Work to do: Give back every line exactly as it appears, pictures excluded.

Supplied information:

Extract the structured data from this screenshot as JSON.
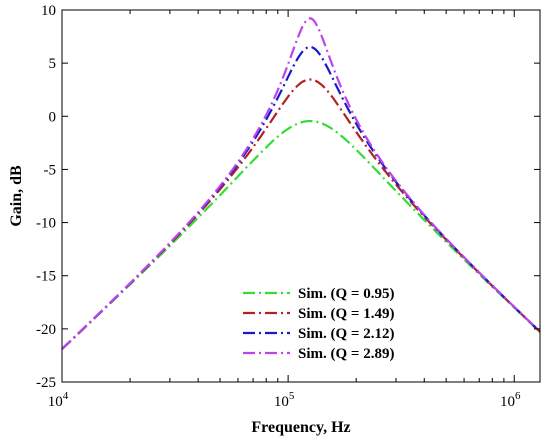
{
  "chart_data": {
    "type": "line",
    "xlabel": "Frequency, Hz",
    "ylabel": "Gain, dB",
    "xscale": "log",
    "xlim": [
      10000,
      1300000
    ],
    "ylim": [
      -25,
      10
    ],
    "x_ticks": [
      {
        "value": 10000,
        "base": "10",
        "exp": "4"
      },
      {
        "value": 100000,
        "base": "10",
        "exp": "5"
      },
      {
        "value": 1000000,
        "base": "10",
        "exp": "6"
      }
    ],
    "y_ticks": [
      {
        "value": 10,
        "label": "10"
      },
      {
        "value": 5,
        "label": "5"
      },
      {
        "value": 0,
        "label": "0"
      },
      {
        "value": -5,
        "label": "-5"
      },
      {
        "value": -10,
        "label": "-10"
      },
      {
        "value": -15,
        "label": "-15"
      },
      {
        "value": -20,
        "label": "-20"
      },
      {
        "value": -25,
        "label": "-25"
      }
    ],
    "grid": false,
    "legend_position": "bottom-right",
    "center_frequency": 125000,
    "series": [
      {
        "name": "Sim. (Q = 0.95)",
        "Q": 0.95,
        "color": "#33dd33",
        "dash": "dash-dot"
      },
      {
        "name": "Sim. (Q = 1.49)",
        "Q": 1.49,
        "color": "#b22222",
        "dash": "dash-dot"
      },
      {
        "name": "Sim. (Q = 2.12)",
        "Q": 2.12,
        "color": "#1a1acc",
        "dash": "dash-dot"
      },
      {
        "name": "Sim. (Q = 2.89)",
        "Q": 2.89,
        "color": "#bb44ee",
        "dash": "dash-dot"
      }
    ]
  }
}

Solution to the problem:
Extract the structured data from this screenshot as JSON.
{
  "chart_data": {
    "type": "line",
    "xlabel": "Frequency, Hz",
    "ylabel": "Gain, dB",
    "xscale": "log",
    "xlim": [
      10000,
      1300000
    ],
    "ylim": [
      -25,
      10
    ],
    "x_ticks": [
      {
        "value": 10000,
        "base": "10",
        "exp": "4"
      },
      {
        "value": 100000,
        "base": "10",
        "exp": "5"
      },
      {
        "value": 1000000,
        "base": "10",
        "exp": "6"
      }
    ],
    "y_ticks": [
      {
        "value": 10,
        "label": "10"
      },
      {
        "value": 5,
        "label": "5"
      },
      {
        "value": 0,
        "label": "0"
      },
      {
        "value": -5,
        "label": "-5"
      },
      {
        "value": -10,
        "label": "-10"
      },
      {
        "value": -15,
        "label": "-15"
      },
      {
        "value": -20,
        "label": "-20"
      },
      {
        "value": -25,
        "label": "-25"
      }
    ],
    "grid": false,
    "legend_position": "bottom-right",
    "center_frequency": 125000,
    "series": [
      {
        "name": "Sim. (Q = 0.95)",
        "Q": 0.95,
        "color": "#33dd33",
        "dash": "dash-dot"
      },
      {
        "name": "Sim. (Q = 1.49)",
        "Q": 1.49,
        "color": "#b22222",
        "dash": "dash-dot"
      },
      {
        "name": "Sim. (Q = 2.12)",
        "Q": 2.12,
        "color": "#1a1acc",
        "dash": "dash-dot"
      },
      {
        "name": "Sim. (Q = 2.89)",
        "Q": 2.89,
        "color": "#bb44ee",
        "dash": "dash-dot"
      }
    ]
  }
}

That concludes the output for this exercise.